Set problem:
Please reproduce every record, keeping each one exactly as written.

Dataset records:
---

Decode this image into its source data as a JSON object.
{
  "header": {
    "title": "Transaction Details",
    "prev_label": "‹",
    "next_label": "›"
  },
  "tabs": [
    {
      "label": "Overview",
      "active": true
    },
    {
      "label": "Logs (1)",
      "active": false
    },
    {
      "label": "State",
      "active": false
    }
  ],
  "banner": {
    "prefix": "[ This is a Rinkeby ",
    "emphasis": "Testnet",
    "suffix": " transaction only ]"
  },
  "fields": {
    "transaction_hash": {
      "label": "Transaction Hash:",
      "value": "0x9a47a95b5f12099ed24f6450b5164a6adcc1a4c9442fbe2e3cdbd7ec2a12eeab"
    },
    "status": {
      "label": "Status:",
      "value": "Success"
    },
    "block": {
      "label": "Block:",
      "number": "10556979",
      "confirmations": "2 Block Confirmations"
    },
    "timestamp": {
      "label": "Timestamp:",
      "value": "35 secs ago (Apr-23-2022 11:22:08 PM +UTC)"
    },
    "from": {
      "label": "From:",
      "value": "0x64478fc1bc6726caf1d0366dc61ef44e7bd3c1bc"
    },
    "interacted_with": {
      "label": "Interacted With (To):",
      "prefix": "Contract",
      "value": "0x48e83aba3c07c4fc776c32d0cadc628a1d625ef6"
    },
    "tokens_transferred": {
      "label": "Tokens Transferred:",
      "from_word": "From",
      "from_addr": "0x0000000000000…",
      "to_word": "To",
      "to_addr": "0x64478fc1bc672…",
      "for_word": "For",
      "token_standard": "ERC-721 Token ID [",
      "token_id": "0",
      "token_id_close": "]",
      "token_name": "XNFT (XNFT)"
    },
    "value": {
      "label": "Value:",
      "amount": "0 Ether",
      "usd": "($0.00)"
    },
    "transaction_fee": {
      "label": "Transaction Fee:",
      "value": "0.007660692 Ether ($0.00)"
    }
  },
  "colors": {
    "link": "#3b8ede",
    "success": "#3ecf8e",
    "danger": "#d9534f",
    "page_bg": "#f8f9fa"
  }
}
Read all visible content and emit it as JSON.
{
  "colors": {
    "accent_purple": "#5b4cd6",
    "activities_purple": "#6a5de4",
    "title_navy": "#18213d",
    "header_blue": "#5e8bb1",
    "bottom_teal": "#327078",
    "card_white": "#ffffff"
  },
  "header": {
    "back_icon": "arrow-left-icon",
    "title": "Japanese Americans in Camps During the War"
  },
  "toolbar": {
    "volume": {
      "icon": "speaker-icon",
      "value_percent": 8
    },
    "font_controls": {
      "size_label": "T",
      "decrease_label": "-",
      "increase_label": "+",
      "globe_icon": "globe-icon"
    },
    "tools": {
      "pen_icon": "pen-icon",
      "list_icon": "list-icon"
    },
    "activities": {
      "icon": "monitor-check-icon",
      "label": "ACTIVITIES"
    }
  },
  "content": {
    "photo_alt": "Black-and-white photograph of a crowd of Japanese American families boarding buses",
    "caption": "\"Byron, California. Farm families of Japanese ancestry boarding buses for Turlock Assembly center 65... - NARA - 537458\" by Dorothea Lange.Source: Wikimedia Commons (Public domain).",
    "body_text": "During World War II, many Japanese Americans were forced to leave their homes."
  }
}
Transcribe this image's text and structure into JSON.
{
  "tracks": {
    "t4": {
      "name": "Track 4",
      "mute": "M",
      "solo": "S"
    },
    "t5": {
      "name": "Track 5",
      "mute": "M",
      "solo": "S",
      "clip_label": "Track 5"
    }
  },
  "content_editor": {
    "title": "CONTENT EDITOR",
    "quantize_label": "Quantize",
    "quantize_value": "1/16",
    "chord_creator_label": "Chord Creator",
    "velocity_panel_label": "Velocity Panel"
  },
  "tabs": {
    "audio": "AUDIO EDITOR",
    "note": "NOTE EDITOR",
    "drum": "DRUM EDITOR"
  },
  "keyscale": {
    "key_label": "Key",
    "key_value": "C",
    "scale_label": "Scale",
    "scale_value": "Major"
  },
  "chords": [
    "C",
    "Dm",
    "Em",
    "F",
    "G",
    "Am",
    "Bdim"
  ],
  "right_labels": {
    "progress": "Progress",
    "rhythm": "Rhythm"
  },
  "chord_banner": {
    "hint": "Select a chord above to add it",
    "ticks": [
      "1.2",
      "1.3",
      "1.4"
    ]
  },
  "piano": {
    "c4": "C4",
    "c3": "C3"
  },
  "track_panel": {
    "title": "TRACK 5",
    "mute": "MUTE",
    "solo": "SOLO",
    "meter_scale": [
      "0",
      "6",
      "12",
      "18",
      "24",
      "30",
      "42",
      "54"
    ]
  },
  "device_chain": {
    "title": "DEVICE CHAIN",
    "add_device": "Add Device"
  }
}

---

Finished task:
Decode this image into its source data as a JSON object.
{
  "header": {
    "title": "Transaction Details",
    "prev_label": "‹",
    "next_label": "›"
  },
  "tabs": [
    {
      "label": "Overview",
      "active": true
    },
    {
      "label": "Logs (1)",
      "active": false
    },
    {
      "label": "State",
      "active": false
    }
  ],
  "banner": {
    "prefix": "[ This is a Rinkeby ",
    "emphasis": "Testnet",
    "suffix": " transaction only ]"
  },
  "fields": {
    "transaction_hash": {
      "label": "Transaction Hash:",
      "value": "0x9a47a95b5f12099ed24f6450b5164a6adcc1a4c9442fbe2e3cdbd7ec2a12eeab"
    },
    "status": {
      "label": "Status:",
      "value": "Success"
    },
    "block": {
      "label": "Block:",
      "number": "10556979",
      "confirmations": "2 Block Confirmations"
    },
    "timestamp": {
      "label": "Timestamp:",
      "value": "35 secs ago (Apr-23-2022 11:22:08 PM +UTC)"
    },
    "from": {
      "label": "From:",
      "value": "0x64478fc1bc6726caf1d0366dc61ef44e7bd3c1bc"
    },
    "interacted_with": {
      "label": "Interacted With (To):",
      "prefix": "Contract",
      "value": "0x48e83aba3c07c4fc776c32d0cadc628a1d625ef6"
    },
    "tokens_transferred": {
      "label": "Tokens Transferred:",
      "from_word": "From",
      "from_addr": "0x0000000000000…",
      "to_word": "To",
      "to_addr": "0x64478fc1bc672…",
      "for_word": "For",
      "token_standard": "ERC-721 Token ID [",
      "token_id": "0",
      "token_id_close": "]",
      "token_name": "XNFT (XNFT)"
    },
    "value": {
      "label": "Value:",
      "amount": "0 Ether",
      "usd": "($0.00)"
    },
    "transaction_fee": {
      "label": "Transaction Fee:",
      "value": "0.007660692 Ether ($0.00)"
    }
  },
  "colors": {
    "link": "#3b8ede",
    "success": "#3ecf8e",
    "danger": "#d9534f",
    "page_bg": "#f8f9fa"
  }
}
Read all visible content and emit it as JSON.
{
  "colors": {
    "accent_purple": "#5b4cd6",
    "activities_purple": "#6a5de4",
    "title_navy": "#18213d",
    "header_blue": "#5e8bb1",
    "bottom_teal": "#327078",
    "card_white": "#ffffff"
  },
  "header": {
    "back_icon": "arrow-left-icon",
    "title": "Japanese Americans in Camps During the War"
  },
  "toolbar": {
    "volume": {
      "icon": "speaker-icon",
      "value_percent": 8
    },
    "font_controls": {
      "size_label": "T",
      "decrease_label": "-",
      "increase_label": "+",
      "globe_icon": "globe-icon"
    },
    "tools": {
      "pen_icon": "pen-icon",
      "list_icon": "list-icon"
    },
    "activities": {
      "icon": "monitor-check-icon",
      "label": "ACTIVITIES"
    }
  },
  "content": {
    "photo_alt": "Black-and-white photograph of a crowd of Japanese American families boarding buses",
    "caption": "\"Byron, California. Farm families of Japanese ancestry boarding buses for Turlock Assembly center 65... - NARA - 537458\" by Dorothea Lange.Source: Wikimedia Commons (Public domain).",
    "body_text": "During World War II, many Japanese Americans were forced to leave their homes."
  }
}
Transcribe this image's text and structure into JSON.
{
  "tracks": {
    "t4": {
      "name": "Track 4",
      "mute": "M",
      "solo": "S"
    },
    "t5": {
      "name": "Track 5",
      "mute": "M",
      "solo": "S",
      "clip_label": "Track 5"
    }
  },
  "content_editor": {
    "title": "CONTENT EDITOR",
    "quantize_label": "Quantize",
    "quantize_value": "1/16",
    "chord_creator_label": "Chord Creator",
    "velocity_panel_label": "Velocity Panel"
  },
  "tabs": {
    "audio": "AUDIO EDITOR",
    "note": "NOTE EDITOR",
    "drum": "DRUM EDITOR"
  },
  "keyscale": {
    "key_label": "Key",
    "key_value": "C",
    "scale_label": "Scale",
    "scale_value": "Major"
  },
  "chords": [
    "C",
    "Dm",
    "Em",
    "F",
    "G",
    "Am",
    "Bdim"
  ],
  "right_labels": {
    "progress": "Progress",
    "rhythm": "Rhythm"
  },
  "chord_banner": {
    "hint": "Select a chord above to add it",
    "ticks": [
      "1.2",
      "1.3",
      "1.4"
    ]
  },
  "piano": {
    "c4": "C4",
    "c3": "C3"
  },
  "track_panel": {
    "title": "TRACK 5",
    "mute": "MUTE",
    "solo": "SOLO",
    "meter_scale": [
      "0",
      "6",
      "12",
      "18",
      "24",
      "30",
      "42",
      "54"
    ]
  },
  "device_chain": {
    "title": "DEVICE CHAIN",
    "add_device": "Add Device"
  }
}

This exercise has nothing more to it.